------ RAW RECORDS ------

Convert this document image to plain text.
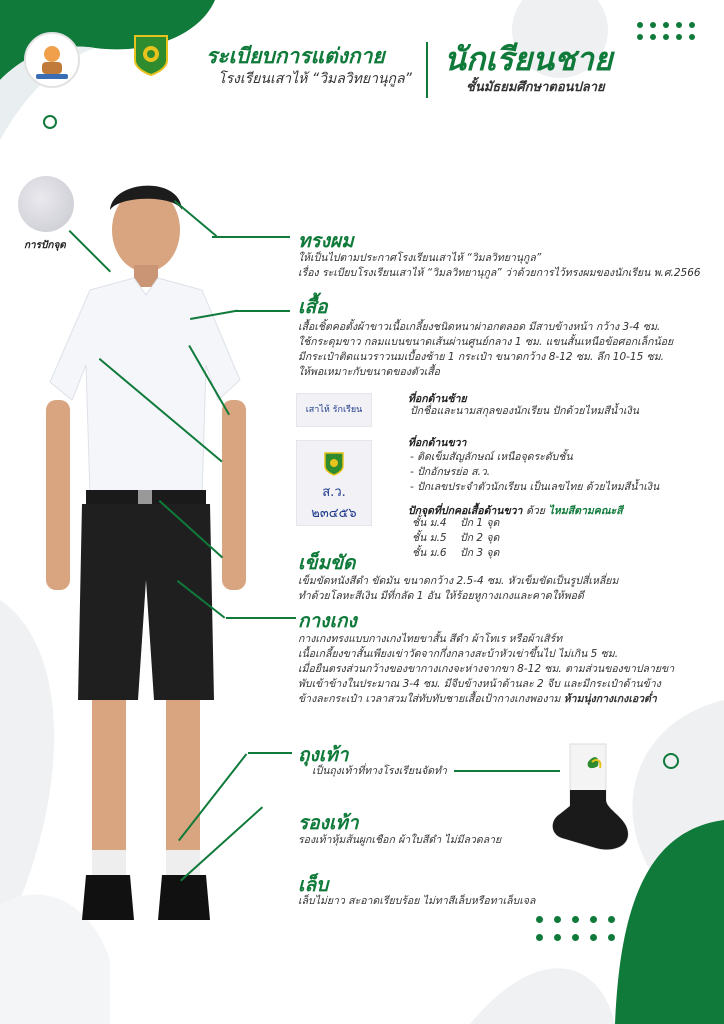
ระเบียบการแต่งกาย
โรงเรียนเสาไห้ “วิมลวิทยานุกูล”
นักเรียนชาย
ชั้นมัธยมศึกษาตอนปลาย
การปักจุด	ทรงผม
ให้เป็นไปตามประกาศโรงเรียนเสาไห้ “วิมลวิทยานุกูล”
เรื่อง ระเบียบโรงเรียนเสาไห้ “วิมลวิทยานุกูล” ว่าด้วยการไว้ทรงผมของนักเรียน พ.ศ.2566
เสื้อ
เสื้อเชิ้ตคอตั้งผ้าขาวเนื้อเกลี้ยงชนิดหนาผ่าอกตลอด มีสาบข้างหน้า กว้าง 3-4 ซม.
ใช้กระดุมขาว กลมแบนขนาดเส้นผ่านศูนย์กลาง 1 ซม. แขนสั้นเหนือข้อศอกเล็กน้อย
มีกระเป๋าติดแนวราวนมเบื้องซ้าย 1 กระเป๋า ขนาดกว้าง 8-12 ซม. ลึก 10-15 ซม.
ให้พอเหมาะกับขนาดของตัวเสื้อ
เสาไห้ รักเรียน
ที่อกด้านซ้าย
ปักชื่อและนามสกุลของนักเรียน ปักด้วยไหมสีน้ำเงิน
ส.ว.
๒๓๔๕๖
ที่อกด้านขวา
- ติดเข็มสัญลักษณ์ เหนือจุดระดับชั้น
- ปักอักษรย่อ ส.ว.
- ปักเลขประจำตัวนักเรียน เป็นเลขไทย ด้วยไหมสีน้ำเงิน
ปักจุดที่ปกคอเสื้อด้านขวา ด้วย ไหมสีตามคณะสี
ชั้น ม.4 ปัก 1 จุด
ชั้น ม.5 ปัก 2 จุด
ชั้น ม.6 ปัก 3 จุด
เข็มขัด
เข็มขัดหนังสีดำ ขัดมัน ขนาดกว้าง 2.5-4 ซม. หัวเข็มขัดเป็นรูปสี่เหลี่ยม
ทำด้วยโลหะสีเงิน มีที่กลัด 1 อัน ให้ร้อยหูกางเกงและคาดให้พอดี
กางเกง
กางเกงทรงแบบกางเกงไทยขาสั้น สีดำ ผ้าโทเร หรือผ้าเสิร์ท
เนื้อเกลี้ยงขาสั้นเพียงเข่าวัดจากกึ่งกลางสะบ้าหัวเข่าขึ้นไป ไม่เกิน 5 ซม.
เมื่อยืนตรงส่วนกว้างของขากางเกงจะห่างจากขา 8-12 ซม. ตามส่วนของขาปลายขา
พับเข้าข้างในประมาณ 3-4 ซม. มีจีบข้างหน้าด้านละ 2 จีบ และมีกระเป๋าด้านข้าง
ข้างละกระเป๋า เวลาสวมใส่ทับทับชายเสื้อเป้ากางเกงพองาม ห้ามนุ่งกางเกงเอวต่ำ
ถุงเท้า
เป็นถุงเท้าที่ทางโรงเรียนจัดทำ
รองเท้า
รองเท้าหุ้มส้นผูกเชือก ผ้าใบสีดำ ไม่มีลวดลาย
เล็บ
เล็บไม่ยาว สะอาดเรียบร้อย ไม่ทาสีเล็บหรือทาเล็บเจล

------

DO THIS =
Return each line from the material above exactly, but not the pictures.

WRITTEN ANSWER =
Convert this document image to plain text.
ระเบียบการแต่งกาย
โรงเรียนเสาไห้ “วิมลวิทยานุกูล”
นักเรียนชาย
ชั้นมัธยมศึกษาตอนปลาย
การปักจุด	ทรงผม
ให้เป็นไปตามประกาศโรงเรียนเสาไห้ “วิมลวิทยานุกูล”
เรื่อง ระเบียบโรงเรียนเสาไห้ “วิมลวิทยานุกูล” ว่าด้วยการไว้ทรงผมของนักเรียน พ.ศ.2566
เสื้อ
เสื้อเชิ้ตคอตั้งผ้าขาวเนื้อเกลี้ยงชนิดหนาผ่าอกตลอด มีสาบข้างหน้า กว้าง 3-4 ซม.
ใช้กระดุมขาว กลมแบนขนาดเส้นผ่านศูนย์กลาง 1 ซม. แขนสั้นเหนือข้อศอกเล็กน้อย
มีกระเป๋าติดแนวราวนมเบื้องซ้าย 1 กระเป๋า ขนาดกว้าง 8-12 ซม. ลึก 10-15 ซม.
ให้พอเหมาะกับขนาดของตัวเสื้อ
เสาไห้ รักเรียน
ที่อกด้านซ้าย
ปักชื่อและนามสกุลของนักเรียน ปักด้วยไหมสีน้ำเงิน
ส.ว.
๒๓๔๕๖
ที่อกด้านขวา
- ติดเข็มสัญลักษณ์ เหนือจุดระดับชั้น
- ปักอักษรย่อ ส.ว.
- ปักเลขประจำตัวนักเรียน เป็นเลขไทย ด้วยไหมสีน้ำเงิน
ปักจุดที่ปกคอเสื้อด้านขวา ด้วย ไหมสีตามคณะสี
ชั้น ม.4 ปัก 1 จุด
ชั้น ม.5 ปัก 2 จุด
ชั้น ม.6 ปัก 3 จุด
เข็มขัด
เข็มขัดหนังสีดำ ขัดมัน ขนาดกว้าง 2.5-4 ซม. หัวเข็มขัดเป็นรูปสี่เหลี่ยม
ทำด้วยโลหะสีเงิน มีที่กลัด 1 อัน ให้ร้อยหูกางเกงและคาดให้พอดี
กางเกง
กางเกงทรงแบบกางเกงไทยขาสั้น สีดำ ผ้าโทเร หรือผ้าเสิร์ท
เนื้อเกลี้ยงขาสั้นเพียงเข่าวัดจากกึ่งกลางสะบ้าหัวเข่าขึ้นไป ไม่เกิน 5 ซม.
เมื่อยืนตรงส่วนกว้างของขากางเกงจะห่างจากขา 8-12 ซม. ตามส่วนของขาปลายขา
พับเข้าข้างในประมาณ 3-4 ซม. มีจีบข้างหน้าด้านละ 2 จีบ และมีกระเป๋าด้านข้าง
ข้างละกระเป๋า เวลาสวมใส่ทับทับชายเสื้อเป้ากางเกงพองาม ห้ามนุ่งกางเกงเอวต่ำ
ถุงเท้า
เป็นถุงเท้าที่ทางโรงเรียนจัดทำ
รองเท้า
รองเท้าหุ้มส้นผูกเชือก ผ้าใบสีดำ ไม่มีลวดลาย
เล็บ
เล็บไม่ยาว สะอาดเรียบร้อย ไม่ทาสีเล็บหรือทาเล็บเจล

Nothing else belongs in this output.